Given instruction: Repeat the entries that follow verbatim, without any of their pictures.

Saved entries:
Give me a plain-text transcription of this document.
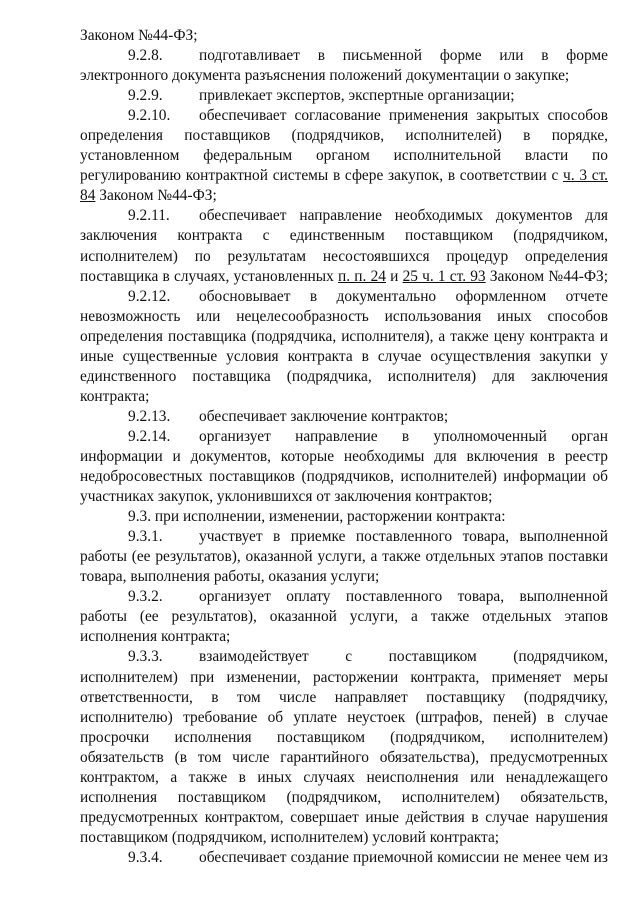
Законом №44-ФЗ;
9.2.8. подготавливает в письменной форме или в форме
электронного документа разъяснения положений документации о закупке;
9.2.9. привлекает экспертов, экспертные организации;
9.2.10. обеспечивает согласование применения закрытых способов
определения поставщиков (подрядчиков, исполнителей) в порядке,
установленном федеральным органом исполнительной власти по
регулированию контрактной системы в сфере закупок, в соответствии с ч. 3 ст.
84 Законом №44-ФЗ;
9.2.11. обеспечивает направление необходимых документов для
заключения контракта с единственным поставщиком (подрядчиком,
исполнителем) по результатам несостоявшихся процедур определения
поставщика в случаях, установленных п. п. 24 и 25 ч. 1 ст. 93 Законом №44-ФЗ;
9.2.12. обосновывает в документально оформленном отчете
невозможность или нецелесообразность использования иных способов
определения поставщика (подрядчика, исполнителя), а также цену контракта и
иные существенные условия контракта в случае осуществления закупки у
единственного поставщика (подрядчика, исполнителя) для заключения
контракта;
9.2.13. обеспечивает заключение контрактов;
9.2.14. организует направление в уполномоченный орган
информации и документов, которые необходимы для включения в реестр
недобросовестных поставщиков (подрядчиков, исполнителей) информации об
участниках закупок, уклонившихся от заключения контрактов;
9.3. при исполнении, изменении, расторжении контракта:
9.3.1. участвует в приемке поставленного товара, выполненной
работы (ее результатов), оказанной услуги, а также отдельных этапов поставки
товара, выполнения работы, оказания услуги;
9.3.2. организует оплату поставленного товара, выполненной
работы (ее результатов), оказанной услуги, а также отдельных этапов
исполнения контракта;
9.3.3. взаимодействует с поставщиком (подрядчиком,
исполнителем) при изменении, расторжении контракта, применяет меры
ответственности, в том числе направляет поставщику (подрядчику,
исполнителю) требование об уплате неустоек (штрафов, пеней) в случае
просрочки исполнения поставщиком (подрядчиком, исполнителем)
обязательств (в том числе гарантийного обязательства), предусмотренных
контрактом, а также в иных случаях неисполнения или ненадлежащего
исполнения поставщиком (подрядчиком, исполнителем) обязательств,
предусмотренных контрактом, совершает иные действия в случае нарушения
поставщиком (подрядчиком, исполнителем) условий контракта;
9.3.4. обеспечивает создание приемочной комиссии не менее чем из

Reply:
Give me a plain-text transcription of this document.
Законом №44-ФЗ;
9.2.8. подготавливает в письменной форме или в форме
электронного документа разъяснения положений документации о закупке;
9.2.9. привлекает экспертов, экспертные организации;
9.2.10. обеспечивает согласование применения закрытых способов
определения поставщиков (подрядчиков, исполнителей) в порядке,
установленном федеральным органом исполнительной власти по
регулированию контрактной системы в сфере закупок, в соответствии с ч. 3 ст.
84 Законом №44-ФЗ;
9.2.11. обеспечивает направление необходимых документов для
заключения контракта с единственным поставщиком (подрядчиком,
исполнителем) по результатам несостоявшихся процедур определения
поставщика в случаях, установленных п. п. 24 и 25 ч. 1 ст. 93 Законом №44-ФЗ;
9.2.12. обосновывает в документально оформленном отчете
невозможность или нецелесообразность использования иных способов
определения поставщика (подрядчика, исполнителя), а также цену контракта и
иные существенные условия контракта в случае осуществления закупки у
единственного поставщика (подрядчика, исполнителя) для заключения
контракта;
9.2.13. обеспечивает заключение контрактов;
9.2.14. организует направление в уполномоченный орган
информации и документов, которые необходимы для включения в реестр
недобросовестных поставщиков (подрядчиков, исполнителей) информации об
участниках закупок, уклонившихся от заключения контрактов;
9.3. при исполнении, изменении, расторжении контракта:
9.3.1. участвует в приемке поставленного товара, выполненной
работы (ее результатов), оказанной услуги, а также отдельных этапов поставки
товара, выполнения работы, оказания услуги;
9.3.2. организует оплату поставленного товара, выполненной
работы (ее результатов), оказанной услуги, а также отдельных этапов
исполнения контракта;
9.3.3. взаимодействует с поставщиком (подрядчиком,
исполнителем) при изменении, расторжении контракта, применяет меры
ответственности, в том числе направляет поставщику (подрядчику,
исполнителю) требование об уплате неустоек (штрафов, пеней) в случае
просрочки исполнения поставщиком (подрядчиком, исполнителем)
обязательств (в том числе гарантийного обязательства), предусмотренных
контрактом, а также в иных случаях неисполнения или ненадлежащего
исполнения поставщиком (подрядчиком, исполнителем) обязательств,
предусмотренных контрактом, совершает иные действия в случае нарушения
поставщиком (подрядчиком, исполнителем) условий контракта;
9.3.4. обеспечивает создание приемочной комиссии не менее чем из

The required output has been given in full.